State how many lines hold the word "Michael", with no other words.
************
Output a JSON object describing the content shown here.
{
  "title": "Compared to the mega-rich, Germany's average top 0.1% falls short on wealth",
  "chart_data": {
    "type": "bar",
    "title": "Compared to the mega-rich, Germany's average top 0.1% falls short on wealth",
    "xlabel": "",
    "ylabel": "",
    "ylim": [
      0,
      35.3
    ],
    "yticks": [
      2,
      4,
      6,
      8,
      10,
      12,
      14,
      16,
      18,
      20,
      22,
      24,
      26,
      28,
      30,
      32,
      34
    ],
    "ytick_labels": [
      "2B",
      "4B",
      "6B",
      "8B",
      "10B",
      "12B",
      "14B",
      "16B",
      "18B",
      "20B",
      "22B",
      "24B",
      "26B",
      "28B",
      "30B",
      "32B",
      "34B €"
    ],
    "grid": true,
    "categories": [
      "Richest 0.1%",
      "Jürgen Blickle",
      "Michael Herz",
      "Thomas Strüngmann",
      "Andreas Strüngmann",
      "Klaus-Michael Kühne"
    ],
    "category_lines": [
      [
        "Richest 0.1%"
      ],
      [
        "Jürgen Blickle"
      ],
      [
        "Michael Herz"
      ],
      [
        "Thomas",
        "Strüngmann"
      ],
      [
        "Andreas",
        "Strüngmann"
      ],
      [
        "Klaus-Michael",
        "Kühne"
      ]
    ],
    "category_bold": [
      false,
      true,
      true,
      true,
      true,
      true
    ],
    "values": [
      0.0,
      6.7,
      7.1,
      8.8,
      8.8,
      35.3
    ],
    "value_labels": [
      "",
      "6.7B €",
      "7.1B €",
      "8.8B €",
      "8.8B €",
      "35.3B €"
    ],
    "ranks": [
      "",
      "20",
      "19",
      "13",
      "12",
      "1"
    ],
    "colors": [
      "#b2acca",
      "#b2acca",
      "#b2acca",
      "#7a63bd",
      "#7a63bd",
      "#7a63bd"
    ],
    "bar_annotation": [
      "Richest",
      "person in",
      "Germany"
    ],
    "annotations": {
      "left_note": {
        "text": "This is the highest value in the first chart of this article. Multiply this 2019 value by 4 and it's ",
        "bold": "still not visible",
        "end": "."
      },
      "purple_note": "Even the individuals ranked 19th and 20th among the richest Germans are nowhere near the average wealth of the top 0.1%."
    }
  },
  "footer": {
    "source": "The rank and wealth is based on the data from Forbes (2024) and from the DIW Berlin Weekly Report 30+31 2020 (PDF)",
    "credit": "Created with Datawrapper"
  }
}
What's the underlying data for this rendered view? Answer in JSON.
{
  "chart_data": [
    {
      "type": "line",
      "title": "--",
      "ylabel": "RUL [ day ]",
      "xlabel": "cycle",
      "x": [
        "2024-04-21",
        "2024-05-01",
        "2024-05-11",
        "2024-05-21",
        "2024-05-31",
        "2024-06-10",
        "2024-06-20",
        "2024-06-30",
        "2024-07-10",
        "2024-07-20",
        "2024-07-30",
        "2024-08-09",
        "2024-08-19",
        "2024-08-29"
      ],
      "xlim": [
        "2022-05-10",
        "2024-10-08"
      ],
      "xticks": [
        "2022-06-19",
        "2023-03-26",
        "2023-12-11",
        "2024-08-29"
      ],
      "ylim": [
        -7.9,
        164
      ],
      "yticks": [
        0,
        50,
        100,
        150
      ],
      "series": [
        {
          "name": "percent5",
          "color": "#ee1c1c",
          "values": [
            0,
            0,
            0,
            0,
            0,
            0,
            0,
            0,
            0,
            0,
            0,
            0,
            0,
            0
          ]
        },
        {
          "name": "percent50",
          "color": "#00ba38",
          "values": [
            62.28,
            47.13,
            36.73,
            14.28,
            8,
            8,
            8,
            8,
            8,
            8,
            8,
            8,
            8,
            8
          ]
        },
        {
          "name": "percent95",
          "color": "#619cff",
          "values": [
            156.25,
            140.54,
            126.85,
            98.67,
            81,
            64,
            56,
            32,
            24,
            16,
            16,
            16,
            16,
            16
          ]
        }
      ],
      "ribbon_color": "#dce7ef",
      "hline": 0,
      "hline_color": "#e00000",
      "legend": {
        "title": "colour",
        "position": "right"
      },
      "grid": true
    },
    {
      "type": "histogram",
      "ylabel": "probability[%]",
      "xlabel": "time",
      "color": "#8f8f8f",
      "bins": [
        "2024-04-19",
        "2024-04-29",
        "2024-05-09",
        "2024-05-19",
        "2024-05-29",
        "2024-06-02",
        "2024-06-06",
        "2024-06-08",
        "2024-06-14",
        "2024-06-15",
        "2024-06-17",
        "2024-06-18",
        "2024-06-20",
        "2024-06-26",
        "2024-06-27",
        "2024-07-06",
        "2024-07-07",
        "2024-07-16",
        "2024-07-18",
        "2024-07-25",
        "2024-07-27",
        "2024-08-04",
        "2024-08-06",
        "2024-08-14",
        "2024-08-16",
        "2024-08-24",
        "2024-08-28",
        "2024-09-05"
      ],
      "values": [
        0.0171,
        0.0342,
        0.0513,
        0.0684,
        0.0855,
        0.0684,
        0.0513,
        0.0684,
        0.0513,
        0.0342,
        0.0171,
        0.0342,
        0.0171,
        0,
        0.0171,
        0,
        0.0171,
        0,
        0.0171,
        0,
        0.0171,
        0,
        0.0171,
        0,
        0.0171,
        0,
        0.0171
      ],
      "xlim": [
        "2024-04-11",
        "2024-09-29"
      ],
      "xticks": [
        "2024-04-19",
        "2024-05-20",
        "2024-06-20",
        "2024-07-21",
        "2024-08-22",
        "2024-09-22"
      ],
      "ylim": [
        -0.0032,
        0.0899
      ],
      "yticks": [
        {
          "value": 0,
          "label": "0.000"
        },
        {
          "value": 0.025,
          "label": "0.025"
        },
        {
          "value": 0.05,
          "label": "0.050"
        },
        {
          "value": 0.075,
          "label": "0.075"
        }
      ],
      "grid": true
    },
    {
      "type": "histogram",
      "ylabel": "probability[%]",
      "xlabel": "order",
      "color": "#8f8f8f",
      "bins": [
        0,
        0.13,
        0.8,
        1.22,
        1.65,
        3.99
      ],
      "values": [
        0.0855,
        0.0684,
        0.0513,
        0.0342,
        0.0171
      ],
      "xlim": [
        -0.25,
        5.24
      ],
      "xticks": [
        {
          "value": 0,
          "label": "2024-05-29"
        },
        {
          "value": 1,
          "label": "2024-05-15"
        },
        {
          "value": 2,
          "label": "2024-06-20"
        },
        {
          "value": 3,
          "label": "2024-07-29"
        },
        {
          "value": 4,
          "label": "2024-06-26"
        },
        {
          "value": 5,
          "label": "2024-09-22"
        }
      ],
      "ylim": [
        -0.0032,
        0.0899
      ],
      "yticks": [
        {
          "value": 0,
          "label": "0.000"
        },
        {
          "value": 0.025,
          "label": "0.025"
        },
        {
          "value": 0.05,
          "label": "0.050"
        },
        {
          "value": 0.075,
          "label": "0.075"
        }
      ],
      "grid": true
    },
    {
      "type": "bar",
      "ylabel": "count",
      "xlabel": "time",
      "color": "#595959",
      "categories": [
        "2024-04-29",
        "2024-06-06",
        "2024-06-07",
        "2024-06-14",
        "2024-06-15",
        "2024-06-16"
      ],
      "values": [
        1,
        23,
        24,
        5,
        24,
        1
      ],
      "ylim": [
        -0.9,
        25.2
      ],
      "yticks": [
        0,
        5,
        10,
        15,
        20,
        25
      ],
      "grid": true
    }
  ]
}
************
→ Correct response:
4